— Start of Data —

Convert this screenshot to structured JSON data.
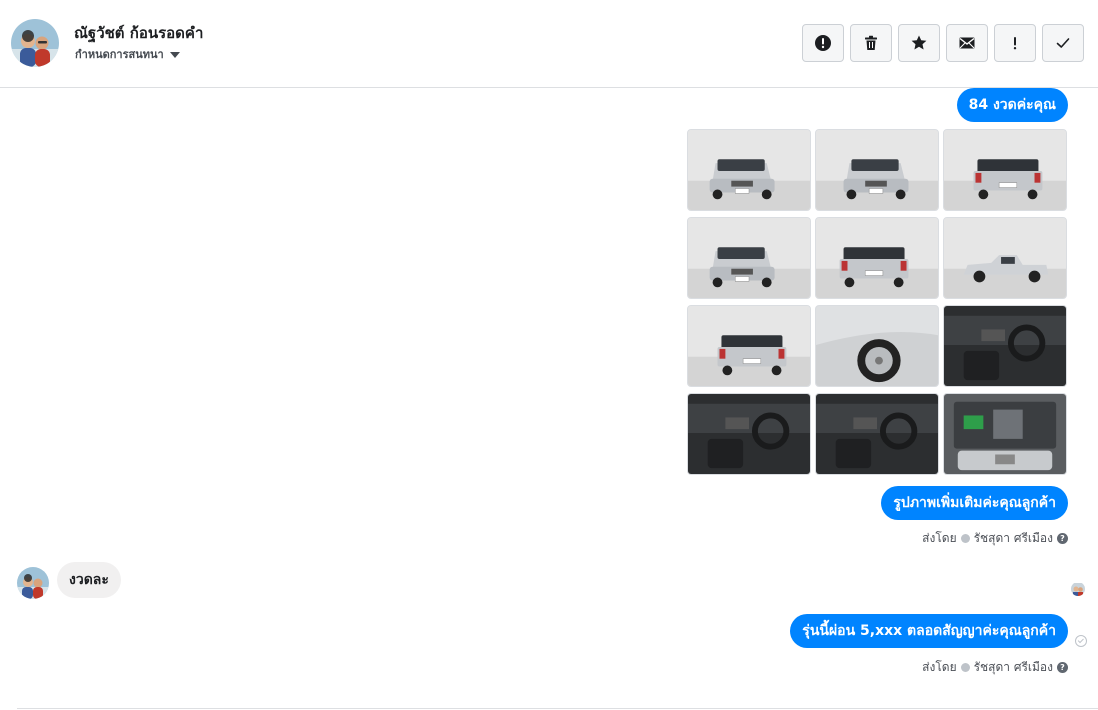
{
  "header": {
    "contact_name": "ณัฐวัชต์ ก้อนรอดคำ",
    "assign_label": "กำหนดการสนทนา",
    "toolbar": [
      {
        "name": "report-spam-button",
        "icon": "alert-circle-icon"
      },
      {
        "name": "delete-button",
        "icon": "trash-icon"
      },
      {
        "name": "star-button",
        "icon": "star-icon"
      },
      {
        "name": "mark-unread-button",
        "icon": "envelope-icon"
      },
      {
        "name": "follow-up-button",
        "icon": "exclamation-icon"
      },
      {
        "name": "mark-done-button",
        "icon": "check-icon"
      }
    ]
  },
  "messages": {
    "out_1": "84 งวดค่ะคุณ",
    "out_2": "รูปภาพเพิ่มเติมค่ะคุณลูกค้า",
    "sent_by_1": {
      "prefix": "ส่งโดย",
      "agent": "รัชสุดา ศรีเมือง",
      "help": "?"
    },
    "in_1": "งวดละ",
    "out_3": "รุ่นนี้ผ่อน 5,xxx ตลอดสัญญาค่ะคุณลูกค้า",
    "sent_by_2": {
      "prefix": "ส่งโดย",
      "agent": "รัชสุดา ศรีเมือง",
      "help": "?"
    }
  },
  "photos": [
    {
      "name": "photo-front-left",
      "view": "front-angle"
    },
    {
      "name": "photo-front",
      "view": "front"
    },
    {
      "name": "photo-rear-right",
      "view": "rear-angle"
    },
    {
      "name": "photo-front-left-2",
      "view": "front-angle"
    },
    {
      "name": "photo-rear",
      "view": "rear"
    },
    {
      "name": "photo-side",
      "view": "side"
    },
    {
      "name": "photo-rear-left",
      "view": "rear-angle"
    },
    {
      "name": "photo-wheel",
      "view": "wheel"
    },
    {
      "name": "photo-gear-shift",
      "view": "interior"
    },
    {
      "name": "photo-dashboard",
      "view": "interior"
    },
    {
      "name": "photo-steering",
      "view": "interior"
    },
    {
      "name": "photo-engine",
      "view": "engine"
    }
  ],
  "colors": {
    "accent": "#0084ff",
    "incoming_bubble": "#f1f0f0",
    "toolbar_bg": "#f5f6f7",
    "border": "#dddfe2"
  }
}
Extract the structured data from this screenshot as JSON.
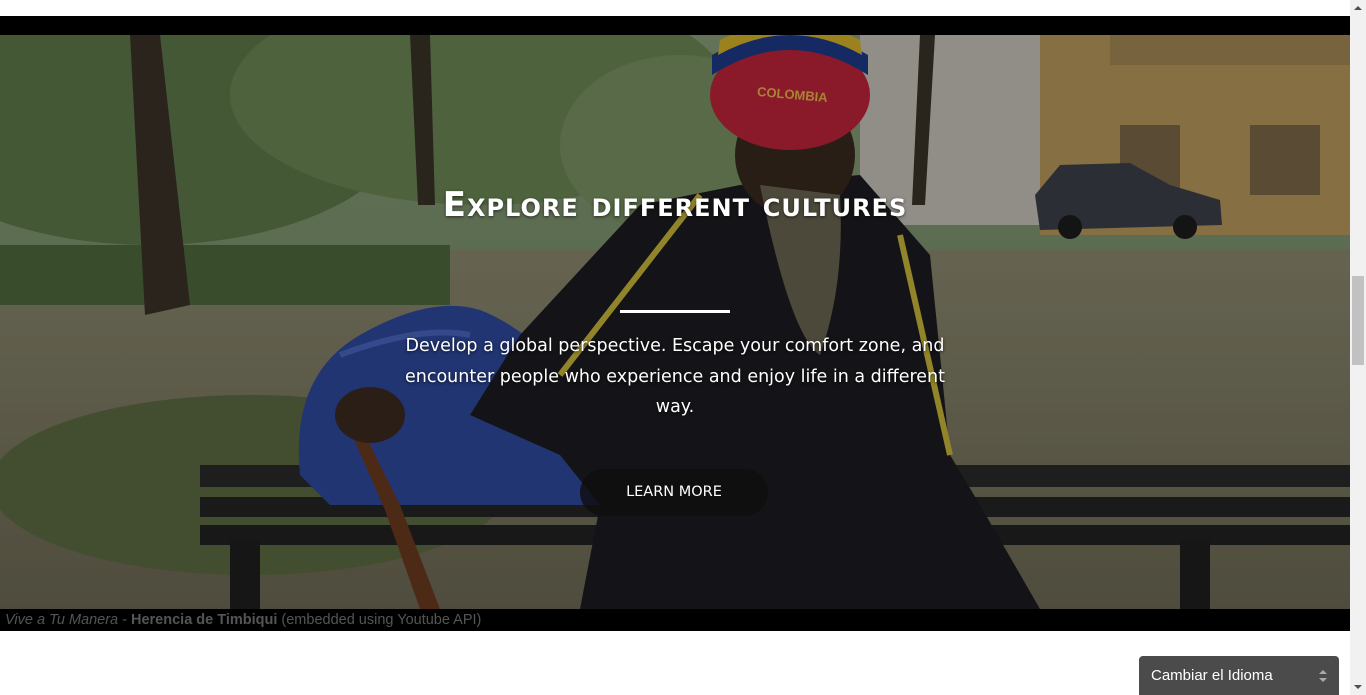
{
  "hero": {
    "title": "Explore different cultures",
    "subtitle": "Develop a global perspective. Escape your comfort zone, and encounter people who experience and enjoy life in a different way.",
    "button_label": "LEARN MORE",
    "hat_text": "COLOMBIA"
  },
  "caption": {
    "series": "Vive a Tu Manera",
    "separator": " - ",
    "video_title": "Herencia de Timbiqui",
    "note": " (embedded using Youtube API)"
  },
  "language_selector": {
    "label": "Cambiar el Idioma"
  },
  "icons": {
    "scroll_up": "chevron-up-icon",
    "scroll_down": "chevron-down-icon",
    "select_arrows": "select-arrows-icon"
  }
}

— End of Data —
— Start of Data —

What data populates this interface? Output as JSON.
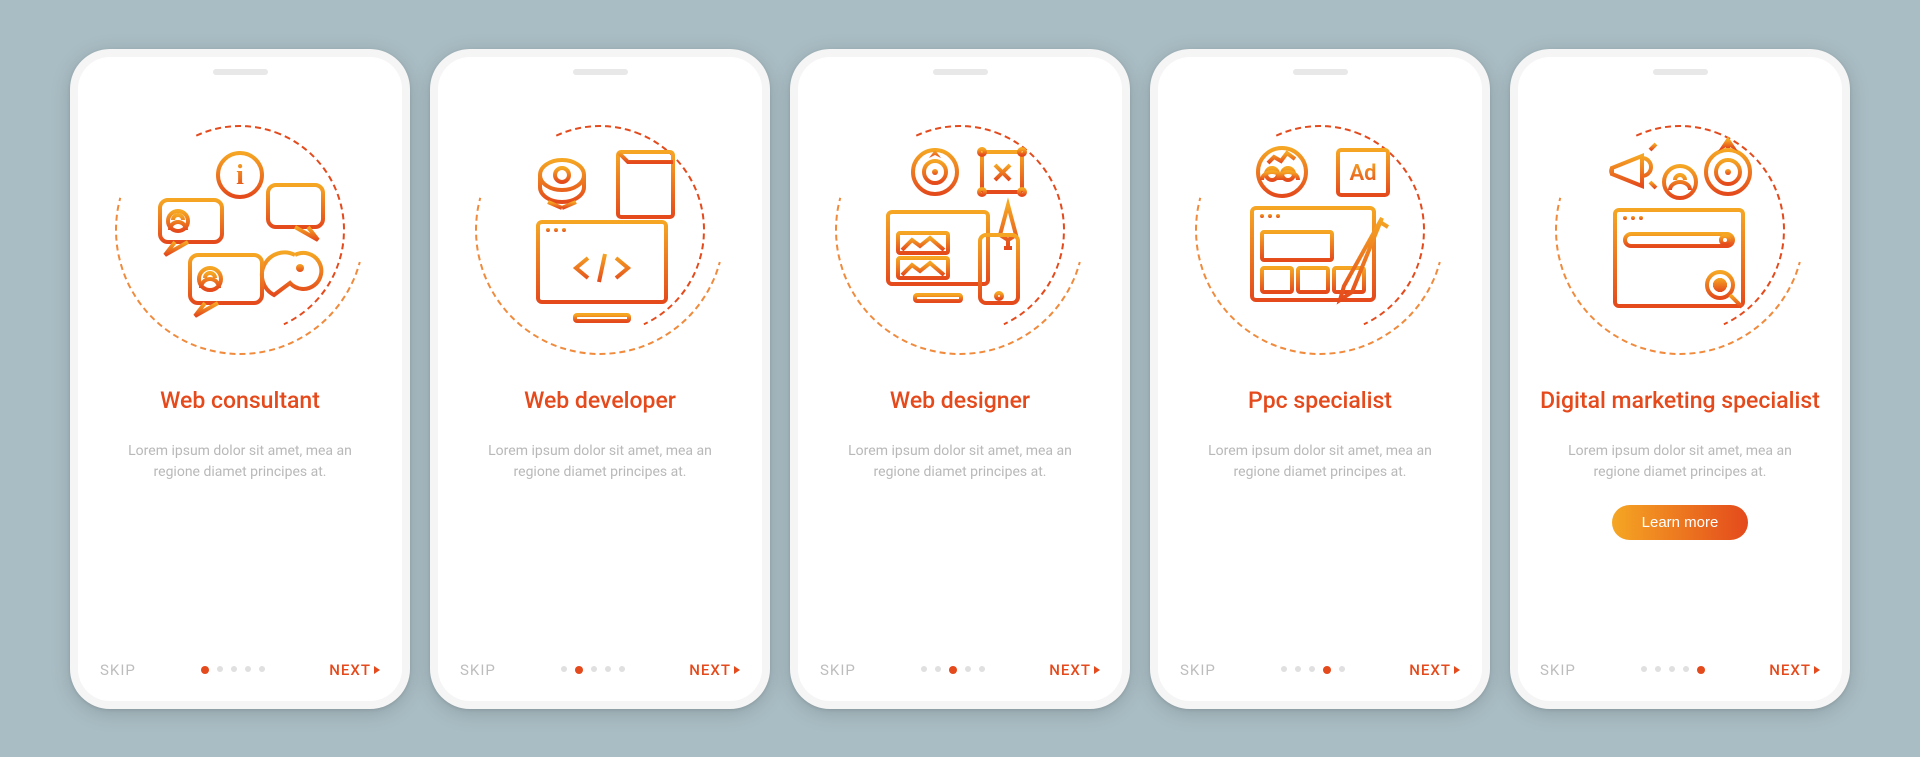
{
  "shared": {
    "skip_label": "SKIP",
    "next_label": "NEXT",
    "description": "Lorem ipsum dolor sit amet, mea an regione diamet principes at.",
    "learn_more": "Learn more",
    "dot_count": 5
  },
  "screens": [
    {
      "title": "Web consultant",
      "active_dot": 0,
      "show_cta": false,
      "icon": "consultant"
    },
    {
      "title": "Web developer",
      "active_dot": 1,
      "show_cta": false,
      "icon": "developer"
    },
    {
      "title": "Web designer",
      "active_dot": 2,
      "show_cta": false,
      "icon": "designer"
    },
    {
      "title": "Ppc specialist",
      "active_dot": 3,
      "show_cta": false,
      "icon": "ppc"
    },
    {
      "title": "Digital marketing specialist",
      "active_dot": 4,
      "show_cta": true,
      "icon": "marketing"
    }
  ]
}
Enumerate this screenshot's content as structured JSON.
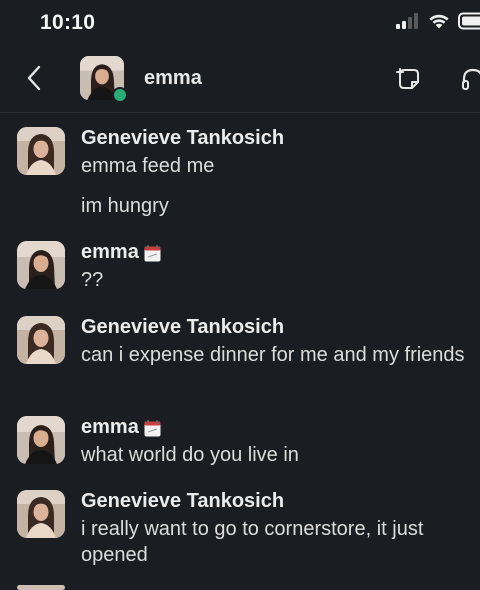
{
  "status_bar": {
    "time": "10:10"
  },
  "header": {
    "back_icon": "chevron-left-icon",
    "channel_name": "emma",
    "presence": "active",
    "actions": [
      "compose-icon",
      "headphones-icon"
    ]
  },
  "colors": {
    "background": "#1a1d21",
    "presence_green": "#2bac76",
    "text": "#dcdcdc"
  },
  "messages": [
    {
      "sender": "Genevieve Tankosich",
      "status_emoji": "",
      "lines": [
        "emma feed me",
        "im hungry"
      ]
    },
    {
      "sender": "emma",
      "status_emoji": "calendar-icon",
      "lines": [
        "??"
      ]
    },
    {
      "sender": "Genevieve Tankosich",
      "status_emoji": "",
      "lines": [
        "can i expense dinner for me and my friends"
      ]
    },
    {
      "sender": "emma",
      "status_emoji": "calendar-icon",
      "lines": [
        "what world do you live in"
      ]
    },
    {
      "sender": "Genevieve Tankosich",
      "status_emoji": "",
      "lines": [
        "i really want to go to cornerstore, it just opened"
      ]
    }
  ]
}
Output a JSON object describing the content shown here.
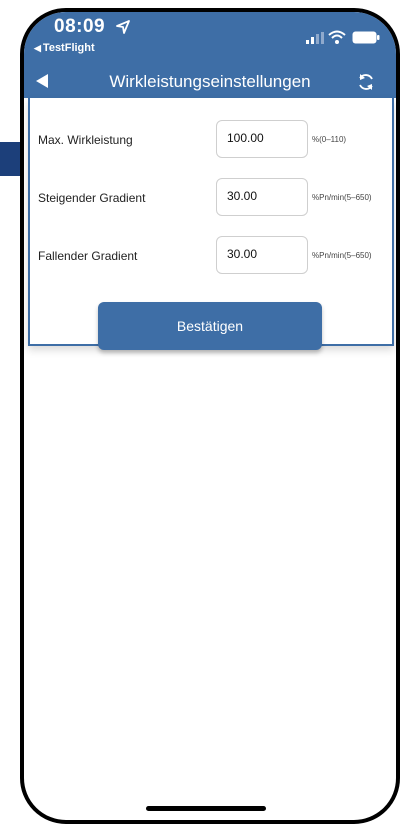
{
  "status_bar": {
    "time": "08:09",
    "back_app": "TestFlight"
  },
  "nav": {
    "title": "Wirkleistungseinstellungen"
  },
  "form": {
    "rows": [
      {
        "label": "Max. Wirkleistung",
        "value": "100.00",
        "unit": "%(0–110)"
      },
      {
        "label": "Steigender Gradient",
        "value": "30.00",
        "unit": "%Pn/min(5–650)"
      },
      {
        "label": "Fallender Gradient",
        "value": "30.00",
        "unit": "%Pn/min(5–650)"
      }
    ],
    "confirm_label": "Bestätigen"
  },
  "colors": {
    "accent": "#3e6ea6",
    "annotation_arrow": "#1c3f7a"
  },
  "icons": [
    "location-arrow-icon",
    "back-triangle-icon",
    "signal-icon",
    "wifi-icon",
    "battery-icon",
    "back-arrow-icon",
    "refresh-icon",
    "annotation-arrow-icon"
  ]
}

— End of Data —
— Start of Data —

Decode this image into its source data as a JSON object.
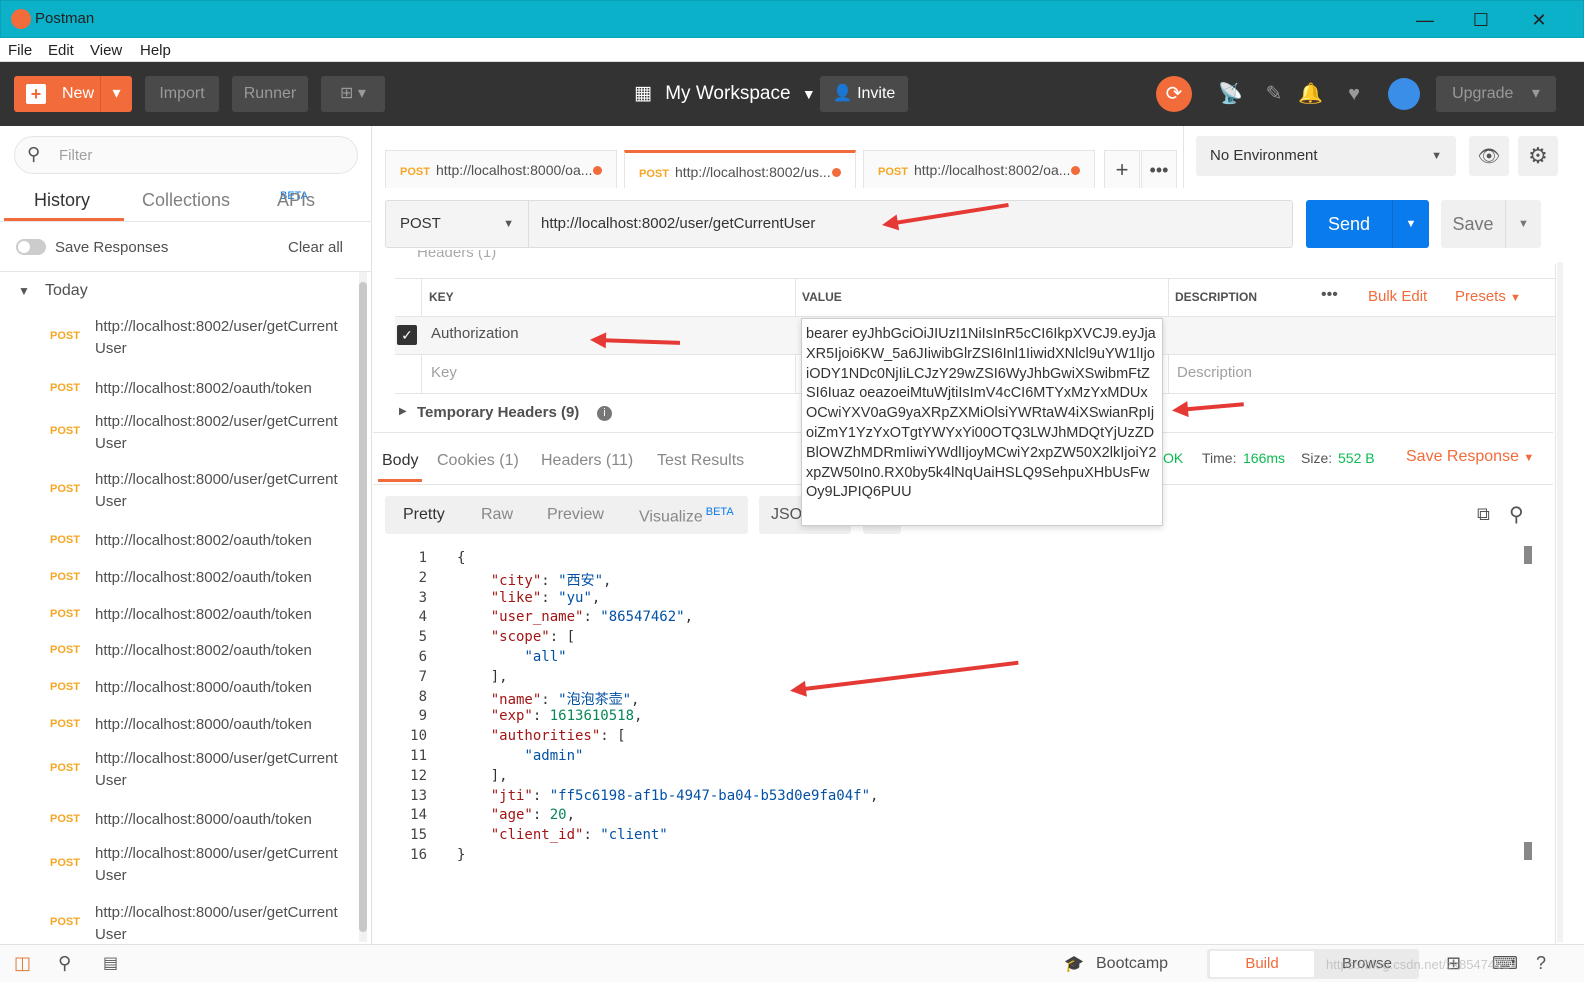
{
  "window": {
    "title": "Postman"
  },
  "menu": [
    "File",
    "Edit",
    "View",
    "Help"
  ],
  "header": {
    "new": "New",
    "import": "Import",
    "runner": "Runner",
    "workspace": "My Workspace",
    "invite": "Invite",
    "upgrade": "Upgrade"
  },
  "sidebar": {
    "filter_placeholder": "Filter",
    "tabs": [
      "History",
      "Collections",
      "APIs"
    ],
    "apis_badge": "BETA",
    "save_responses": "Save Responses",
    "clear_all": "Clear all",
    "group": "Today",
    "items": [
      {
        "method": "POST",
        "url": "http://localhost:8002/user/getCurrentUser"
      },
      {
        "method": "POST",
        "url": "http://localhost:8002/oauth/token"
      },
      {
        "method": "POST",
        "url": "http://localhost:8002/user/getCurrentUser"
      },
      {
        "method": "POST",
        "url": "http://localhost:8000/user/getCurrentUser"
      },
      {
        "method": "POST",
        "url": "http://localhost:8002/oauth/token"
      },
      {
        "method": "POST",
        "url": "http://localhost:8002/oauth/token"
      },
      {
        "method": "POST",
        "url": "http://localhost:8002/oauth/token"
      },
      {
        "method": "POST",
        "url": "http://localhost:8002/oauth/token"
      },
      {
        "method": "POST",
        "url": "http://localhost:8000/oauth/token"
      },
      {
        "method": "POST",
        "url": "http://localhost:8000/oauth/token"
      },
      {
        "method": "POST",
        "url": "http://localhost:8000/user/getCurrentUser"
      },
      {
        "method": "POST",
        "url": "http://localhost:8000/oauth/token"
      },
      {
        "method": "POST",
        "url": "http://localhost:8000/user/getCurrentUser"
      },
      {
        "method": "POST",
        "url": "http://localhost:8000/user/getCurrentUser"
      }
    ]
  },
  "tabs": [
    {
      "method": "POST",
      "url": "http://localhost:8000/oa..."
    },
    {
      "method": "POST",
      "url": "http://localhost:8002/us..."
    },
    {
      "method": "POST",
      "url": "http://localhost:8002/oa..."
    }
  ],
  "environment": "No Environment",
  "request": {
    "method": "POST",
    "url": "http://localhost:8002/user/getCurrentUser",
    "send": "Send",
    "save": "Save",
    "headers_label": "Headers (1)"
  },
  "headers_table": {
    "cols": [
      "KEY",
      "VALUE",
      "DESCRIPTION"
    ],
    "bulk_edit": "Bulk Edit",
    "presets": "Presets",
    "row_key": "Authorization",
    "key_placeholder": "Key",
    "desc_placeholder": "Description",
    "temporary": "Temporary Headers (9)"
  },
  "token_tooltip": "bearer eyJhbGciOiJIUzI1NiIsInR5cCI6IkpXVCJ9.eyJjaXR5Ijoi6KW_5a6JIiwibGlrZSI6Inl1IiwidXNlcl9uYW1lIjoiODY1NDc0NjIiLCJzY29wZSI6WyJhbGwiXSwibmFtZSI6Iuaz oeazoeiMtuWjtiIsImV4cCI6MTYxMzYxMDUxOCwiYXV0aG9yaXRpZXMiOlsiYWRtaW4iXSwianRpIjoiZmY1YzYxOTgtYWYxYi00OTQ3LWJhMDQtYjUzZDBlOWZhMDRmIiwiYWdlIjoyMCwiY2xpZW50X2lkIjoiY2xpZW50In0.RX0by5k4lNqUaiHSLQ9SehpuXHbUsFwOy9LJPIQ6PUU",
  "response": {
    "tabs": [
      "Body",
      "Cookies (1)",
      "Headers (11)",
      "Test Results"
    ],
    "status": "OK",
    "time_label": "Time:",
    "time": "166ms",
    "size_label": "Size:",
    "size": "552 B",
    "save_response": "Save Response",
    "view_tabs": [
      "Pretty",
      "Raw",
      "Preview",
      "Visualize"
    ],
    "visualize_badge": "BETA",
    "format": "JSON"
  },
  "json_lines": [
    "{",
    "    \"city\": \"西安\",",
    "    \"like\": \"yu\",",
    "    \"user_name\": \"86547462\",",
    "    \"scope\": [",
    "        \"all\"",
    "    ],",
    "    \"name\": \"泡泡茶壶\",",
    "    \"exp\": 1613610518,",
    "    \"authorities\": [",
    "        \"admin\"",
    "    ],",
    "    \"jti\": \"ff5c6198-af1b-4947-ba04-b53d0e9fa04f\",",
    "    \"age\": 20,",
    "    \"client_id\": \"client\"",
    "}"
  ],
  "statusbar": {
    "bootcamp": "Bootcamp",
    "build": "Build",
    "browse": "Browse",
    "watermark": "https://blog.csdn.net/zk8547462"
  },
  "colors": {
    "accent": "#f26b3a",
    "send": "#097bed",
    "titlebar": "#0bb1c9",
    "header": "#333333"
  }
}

— End of Data —

Where a line of the records above holds the word "object", copy that line.

| Task solution |
Output a JSON object describing the content shown here.
Decode this image into its source data as a JSON object.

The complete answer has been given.